▼▼▼

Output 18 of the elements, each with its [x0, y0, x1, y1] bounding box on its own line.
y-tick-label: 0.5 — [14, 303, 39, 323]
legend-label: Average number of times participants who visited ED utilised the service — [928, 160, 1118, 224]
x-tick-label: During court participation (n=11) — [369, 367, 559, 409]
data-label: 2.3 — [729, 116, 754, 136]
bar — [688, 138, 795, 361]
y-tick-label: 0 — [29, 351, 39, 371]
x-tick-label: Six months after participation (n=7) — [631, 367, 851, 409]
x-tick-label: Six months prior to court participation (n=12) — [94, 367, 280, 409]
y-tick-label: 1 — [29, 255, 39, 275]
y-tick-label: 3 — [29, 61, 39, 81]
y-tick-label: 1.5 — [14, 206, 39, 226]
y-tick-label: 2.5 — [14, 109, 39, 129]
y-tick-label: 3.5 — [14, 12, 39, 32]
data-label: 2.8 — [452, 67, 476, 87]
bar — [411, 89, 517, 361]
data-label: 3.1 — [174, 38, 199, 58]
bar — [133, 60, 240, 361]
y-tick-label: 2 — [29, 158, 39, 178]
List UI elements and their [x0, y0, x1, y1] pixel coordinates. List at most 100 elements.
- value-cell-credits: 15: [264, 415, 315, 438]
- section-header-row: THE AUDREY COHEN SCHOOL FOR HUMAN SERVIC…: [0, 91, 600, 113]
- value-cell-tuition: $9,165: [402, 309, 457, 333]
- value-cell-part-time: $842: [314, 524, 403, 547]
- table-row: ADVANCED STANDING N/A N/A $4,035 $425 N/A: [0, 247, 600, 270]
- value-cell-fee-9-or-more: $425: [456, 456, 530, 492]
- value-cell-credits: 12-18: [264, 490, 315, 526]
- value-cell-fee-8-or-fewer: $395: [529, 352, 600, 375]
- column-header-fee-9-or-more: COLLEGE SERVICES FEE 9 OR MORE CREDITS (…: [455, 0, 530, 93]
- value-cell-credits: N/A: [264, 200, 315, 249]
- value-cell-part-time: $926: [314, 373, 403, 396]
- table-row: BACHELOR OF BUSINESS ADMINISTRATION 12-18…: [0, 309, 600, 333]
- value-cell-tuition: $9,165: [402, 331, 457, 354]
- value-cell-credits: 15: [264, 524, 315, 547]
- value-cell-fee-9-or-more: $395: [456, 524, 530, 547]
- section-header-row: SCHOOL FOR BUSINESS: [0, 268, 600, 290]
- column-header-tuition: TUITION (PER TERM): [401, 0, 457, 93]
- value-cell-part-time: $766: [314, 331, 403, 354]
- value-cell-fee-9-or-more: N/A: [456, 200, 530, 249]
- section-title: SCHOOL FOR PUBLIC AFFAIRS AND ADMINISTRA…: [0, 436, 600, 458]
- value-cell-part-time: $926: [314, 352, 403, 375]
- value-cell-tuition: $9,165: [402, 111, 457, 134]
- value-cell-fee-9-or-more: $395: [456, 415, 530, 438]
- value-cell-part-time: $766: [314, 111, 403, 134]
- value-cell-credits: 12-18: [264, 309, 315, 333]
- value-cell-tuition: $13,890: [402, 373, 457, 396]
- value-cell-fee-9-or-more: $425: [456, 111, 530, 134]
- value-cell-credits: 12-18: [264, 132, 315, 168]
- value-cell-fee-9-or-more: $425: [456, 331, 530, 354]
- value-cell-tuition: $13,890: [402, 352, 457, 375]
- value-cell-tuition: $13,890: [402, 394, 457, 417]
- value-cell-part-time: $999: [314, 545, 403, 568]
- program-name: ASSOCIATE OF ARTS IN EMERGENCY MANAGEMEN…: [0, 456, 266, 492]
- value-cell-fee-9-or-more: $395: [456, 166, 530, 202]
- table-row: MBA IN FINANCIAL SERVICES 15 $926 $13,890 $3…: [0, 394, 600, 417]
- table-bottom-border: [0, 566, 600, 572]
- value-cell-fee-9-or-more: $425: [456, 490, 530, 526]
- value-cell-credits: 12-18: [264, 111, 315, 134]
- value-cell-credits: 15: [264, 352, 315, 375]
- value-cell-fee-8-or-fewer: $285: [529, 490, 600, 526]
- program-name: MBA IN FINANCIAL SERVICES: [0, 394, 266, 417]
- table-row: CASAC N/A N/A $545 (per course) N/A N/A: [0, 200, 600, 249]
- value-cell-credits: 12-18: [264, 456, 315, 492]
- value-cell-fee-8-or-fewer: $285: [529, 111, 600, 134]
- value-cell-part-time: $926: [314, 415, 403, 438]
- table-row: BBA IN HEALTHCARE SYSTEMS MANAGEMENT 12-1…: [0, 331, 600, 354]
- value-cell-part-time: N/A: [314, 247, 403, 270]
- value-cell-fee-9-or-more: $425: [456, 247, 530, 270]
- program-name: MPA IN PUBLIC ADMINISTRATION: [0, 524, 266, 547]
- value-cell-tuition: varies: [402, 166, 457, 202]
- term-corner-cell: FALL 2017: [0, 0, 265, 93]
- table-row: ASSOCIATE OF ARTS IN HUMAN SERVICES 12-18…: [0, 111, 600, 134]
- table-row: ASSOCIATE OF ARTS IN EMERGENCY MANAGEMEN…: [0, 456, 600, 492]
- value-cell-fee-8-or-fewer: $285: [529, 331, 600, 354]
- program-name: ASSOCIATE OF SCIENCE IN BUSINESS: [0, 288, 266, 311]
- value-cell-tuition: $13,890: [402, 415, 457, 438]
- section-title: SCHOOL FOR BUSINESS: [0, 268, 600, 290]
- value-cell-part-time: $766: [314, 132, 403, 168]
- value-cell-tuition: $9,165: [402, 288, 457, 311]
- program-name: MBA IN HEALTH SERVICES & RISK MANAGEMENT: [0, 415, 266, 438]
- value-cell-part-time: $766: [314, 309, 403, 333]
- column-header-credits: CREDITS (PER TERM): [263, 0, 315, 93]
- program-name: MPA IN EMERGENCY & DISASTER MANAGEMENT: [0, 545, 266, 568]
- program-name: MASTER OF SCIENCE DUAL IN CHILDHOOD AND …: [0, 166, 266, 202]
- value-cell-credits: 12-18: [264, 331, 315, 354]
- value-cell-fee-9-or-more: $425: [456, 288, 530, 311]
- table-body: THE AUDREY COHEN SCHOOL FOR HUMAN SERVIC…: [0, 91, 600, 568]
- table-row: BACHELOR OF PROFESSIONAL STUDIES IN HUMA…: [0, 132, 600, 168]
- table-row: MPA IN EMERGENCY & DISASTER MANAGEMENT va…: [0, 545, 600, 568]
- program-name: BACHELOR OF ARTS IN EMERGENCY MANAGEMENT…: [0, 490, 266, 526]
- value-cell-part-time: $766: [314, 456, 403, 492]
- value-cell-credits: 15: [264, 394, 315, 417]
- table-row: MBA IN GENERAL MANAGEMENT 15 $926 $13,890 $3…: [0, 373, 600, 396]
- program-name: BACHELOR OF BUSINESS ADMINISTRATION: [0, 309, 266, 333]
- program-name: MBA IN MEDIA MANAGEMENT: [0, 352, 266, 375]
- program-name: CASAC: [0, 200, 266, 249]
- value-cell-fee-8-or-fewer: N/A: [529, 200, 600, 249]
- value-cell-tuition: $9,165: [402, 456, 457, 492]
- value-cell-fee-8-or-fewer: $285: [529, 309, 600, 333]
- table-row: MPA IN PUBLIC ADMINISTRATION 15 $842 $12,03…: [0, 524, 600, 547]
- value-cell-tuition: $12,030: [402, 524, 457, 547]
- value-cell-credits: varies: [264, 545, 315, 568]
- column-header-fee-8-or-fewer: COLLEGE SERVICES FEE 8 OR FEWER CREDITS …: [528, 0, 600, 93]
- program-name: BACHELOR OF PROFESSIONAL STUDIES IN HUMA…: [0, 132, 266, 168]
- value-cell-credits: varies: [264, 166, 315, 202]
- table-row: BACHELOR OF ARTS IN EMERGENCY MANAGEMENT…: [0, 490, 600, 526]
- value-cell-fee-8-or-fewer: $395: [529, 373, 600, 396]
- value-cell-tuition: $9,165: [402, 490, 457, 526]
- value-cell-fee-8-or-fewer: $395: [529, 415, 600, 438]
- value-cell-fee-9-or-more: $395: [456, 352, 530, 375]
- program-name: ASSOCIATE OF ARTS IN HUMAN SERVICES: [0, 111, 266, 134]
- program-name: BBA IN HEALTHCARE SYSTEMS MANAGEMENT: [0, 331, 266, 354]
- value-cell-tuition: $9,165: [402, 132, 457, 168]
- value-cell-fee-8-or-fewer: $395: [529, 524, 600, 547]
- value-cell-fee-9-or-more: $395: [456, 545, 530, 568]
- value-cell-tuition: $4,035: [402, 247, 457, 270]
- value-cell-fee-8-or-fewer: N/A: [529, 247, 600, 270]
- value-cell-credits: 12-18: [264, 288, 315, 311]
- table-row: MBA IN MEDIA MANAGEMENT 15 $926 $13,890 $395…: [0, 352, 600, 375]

▲▲▲

▶ **Problem statement**: Repeat each line from the first one through the line containing "x-tick-label: Six months after", both included, reproducing them word for word.

▶ **Output for this task**:
Output 18 of the elements, each with its [x0, y0, x1, y1] bounding box on its own line.
y-tick-label: 0.5 — [14, 303, 39, 323]
legend-label: Average number of times participants who visited ED utilised the service — [928, 160, 1118, 224]
x-tick-label: During court participation (n=11) — [369, 367, 559, 409]
data-label: 2.3 — [729, 116, 754, 136]
bar — [688, 138, 795, 361]
y-tick-label: 0 — [29, 351, 39, 371]
x-tick-label: Six months after participation (n=7) — [631, 367, 851, 409]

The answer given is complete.